[Start Provided information]
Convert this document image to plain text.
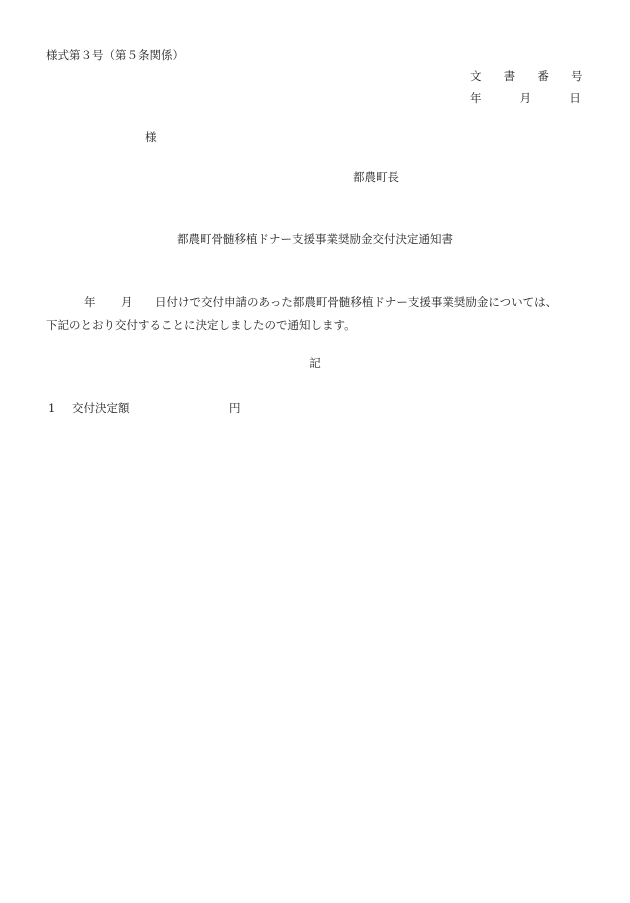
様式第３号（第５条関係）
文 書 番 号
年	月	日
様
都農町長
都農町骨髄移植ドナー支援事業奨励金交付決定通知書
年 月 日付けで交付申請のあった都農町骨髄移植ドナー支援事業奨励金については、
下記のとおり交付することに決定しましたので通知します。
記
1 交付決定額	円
[End Provided information]
[Start Provided information]
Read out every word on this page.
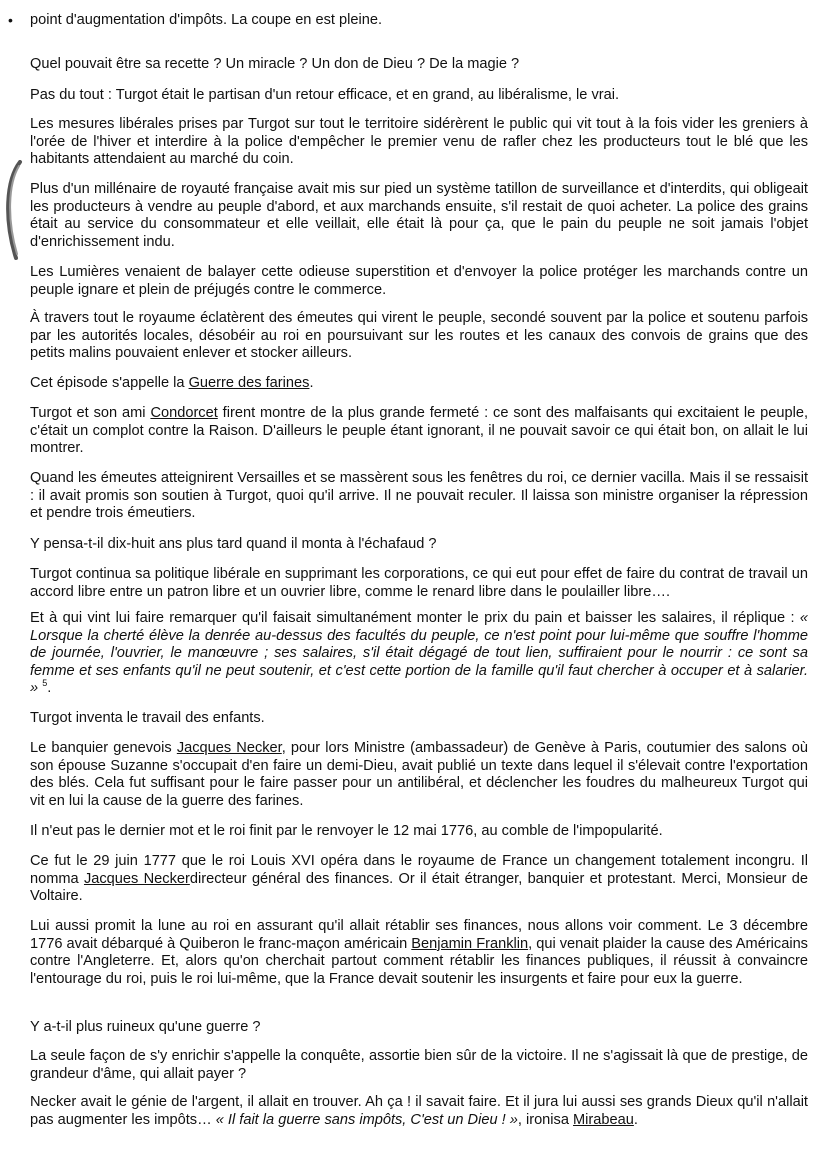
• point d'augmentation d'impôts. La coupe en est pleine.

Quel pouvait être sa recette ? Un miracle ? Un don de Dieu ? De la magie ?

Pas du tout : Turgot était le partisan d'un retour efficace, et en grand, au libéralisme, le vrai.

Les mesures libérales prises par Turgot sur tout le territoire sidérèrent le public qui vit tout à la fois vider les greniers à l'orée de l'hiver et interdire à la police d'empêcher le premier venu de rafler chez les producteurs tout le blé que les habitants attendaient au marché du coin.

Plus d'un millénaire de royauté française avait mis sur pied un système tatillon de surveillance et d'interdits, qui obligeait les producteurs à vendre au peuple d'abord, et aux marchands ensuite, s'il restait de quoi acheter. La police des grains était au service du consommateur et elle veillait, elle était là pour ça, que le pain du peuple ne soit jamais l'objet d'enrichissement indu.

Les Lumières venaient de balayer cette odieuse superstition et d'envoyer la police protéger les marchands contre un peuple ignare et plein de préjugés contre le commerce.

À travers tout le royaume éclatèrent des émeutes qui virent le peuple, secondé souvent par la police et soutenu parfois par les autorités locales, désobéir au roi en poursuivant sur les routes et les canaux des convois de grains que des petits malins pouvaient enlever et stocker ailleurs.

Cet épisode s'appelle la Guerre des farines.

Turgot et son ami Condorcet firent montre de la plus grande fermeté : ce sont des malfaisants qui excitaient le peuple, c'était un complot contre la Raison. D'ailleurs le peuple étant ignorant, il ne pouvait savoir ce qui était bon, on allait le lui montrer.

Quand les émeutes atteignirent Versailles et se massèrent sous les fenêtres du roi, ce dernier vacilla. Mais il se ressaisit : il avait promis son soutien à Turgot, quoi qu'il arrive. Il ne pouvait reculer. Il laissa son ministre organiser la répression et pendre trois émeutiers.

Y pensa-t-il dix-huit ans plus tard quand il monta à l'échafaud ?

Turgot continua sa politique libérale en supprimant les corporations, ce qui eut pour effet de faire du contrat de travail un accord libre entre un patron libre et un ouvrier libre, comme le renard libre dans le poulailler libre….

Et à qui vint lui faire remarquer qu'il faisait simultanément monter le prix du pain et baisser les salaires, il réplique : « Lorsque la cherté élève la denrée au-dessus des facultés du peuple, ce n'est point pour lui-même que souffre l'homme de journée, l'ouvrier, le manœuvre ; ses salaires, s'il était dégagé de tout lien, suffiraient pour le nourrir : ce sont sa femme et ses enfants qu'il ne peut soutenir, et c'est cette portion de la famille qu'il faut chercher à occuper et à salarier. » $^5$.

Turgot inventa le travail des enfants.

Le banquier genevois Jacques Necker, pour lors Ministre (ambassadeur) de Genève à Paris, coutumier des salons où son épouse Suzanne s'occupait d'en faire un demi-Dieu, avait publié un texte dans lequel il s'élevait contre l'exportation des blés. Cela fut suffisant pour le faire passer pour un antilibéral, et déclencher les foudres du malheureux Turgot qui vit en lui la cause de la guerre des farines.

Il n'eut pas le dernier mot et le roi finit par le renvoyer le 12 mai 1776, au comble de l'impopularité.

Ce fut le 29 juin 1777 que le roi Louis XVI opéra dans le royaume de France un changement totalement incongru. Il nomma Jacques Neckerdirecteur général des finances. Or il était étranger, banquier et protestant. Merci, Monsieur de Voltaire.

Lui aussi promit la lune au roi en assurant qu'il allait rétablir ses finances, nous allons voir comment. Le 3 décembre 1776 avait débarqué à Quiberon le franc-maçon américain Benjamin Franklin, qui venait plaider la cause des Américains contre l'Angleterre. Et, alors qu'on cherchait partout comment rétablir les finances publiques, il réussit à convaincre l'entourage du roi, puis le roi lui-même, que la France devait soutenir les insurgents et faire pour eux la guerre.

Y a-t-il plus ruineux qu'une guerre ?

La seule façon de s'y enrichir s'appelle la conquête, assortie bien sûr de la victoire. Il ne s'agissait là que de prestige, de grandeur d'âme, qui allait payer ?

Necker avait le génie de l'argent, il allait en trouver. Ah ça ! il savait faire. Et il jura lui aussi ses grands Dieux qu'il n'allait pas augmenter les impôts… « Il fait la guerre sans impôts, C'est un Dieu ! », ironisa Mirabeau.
[End Provided information]
[Start Provided information]
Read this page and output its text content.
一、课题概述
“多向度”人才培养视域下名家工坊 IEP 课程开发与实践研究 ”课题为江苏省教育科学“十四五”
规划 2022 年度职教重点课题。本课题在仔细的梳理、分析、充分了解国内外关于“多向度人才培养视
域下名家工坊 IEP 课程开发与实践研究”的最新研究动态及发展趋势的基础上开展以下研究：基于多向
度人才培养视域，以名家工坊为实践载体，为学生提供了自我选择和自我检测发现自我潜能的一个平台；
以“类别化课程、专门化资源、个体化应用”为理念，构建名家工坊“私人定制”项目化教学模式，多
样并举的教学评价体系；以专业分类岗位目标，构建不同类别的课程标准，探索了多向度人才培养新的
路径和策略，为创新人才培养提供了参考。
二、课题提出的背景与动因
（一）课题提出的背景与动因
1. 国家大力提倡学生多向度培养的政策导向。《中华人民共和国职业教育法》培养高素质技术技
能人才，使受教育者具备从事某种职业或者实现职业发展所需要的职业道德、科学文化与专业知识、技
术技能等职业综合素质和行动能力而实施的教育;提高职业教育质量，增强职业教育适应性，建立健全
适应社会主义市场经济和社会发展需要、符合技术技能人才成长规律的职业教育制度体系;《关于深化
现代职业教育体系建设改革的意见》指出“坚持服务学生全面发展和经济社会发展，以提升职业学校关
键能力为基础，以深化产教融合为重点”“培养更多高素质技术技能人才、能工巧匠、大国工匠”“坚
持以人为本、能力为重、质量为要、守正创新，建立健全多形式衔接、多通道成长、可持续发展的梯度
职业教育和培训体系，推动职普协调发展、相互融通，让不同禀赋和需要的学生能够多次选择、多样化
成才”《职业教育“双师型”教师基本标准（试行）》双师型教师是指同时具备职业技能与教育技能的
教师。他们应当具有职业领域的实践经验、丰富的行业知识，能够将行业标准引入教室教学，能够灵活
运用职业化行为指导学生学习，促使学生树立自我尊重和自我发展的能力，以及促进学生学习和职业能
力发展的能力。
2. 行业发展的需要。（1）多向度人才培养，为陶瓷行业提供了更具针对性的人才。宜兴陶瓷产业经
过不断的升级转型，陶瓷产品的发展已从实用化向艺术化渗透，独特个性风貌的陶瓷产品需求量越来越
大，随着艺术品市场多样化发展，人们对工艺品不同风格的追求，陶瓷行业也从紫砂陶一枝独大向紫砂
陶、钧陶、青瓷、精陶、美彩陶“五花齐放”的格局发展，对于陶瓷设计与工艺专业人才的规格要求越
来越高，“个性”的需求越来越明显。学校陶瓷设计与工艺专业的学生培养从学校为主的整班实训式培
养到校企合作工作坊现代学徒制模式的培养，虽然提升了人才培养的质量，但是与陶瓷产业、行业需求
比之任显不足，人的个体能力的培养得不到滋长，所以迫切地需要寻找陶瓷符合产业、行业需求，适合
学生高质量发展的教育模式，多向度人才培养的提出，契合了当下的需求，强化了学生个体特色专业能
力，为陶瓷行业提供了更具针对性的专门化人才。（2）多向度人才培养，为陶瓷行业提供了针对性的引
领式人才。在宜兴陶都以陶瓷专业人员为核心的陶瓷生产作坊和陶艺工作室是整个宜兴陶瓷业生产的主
[End Provided information]
## Task statement
Tally the lines holding the string "Read" and give only the count.

## Correct result
2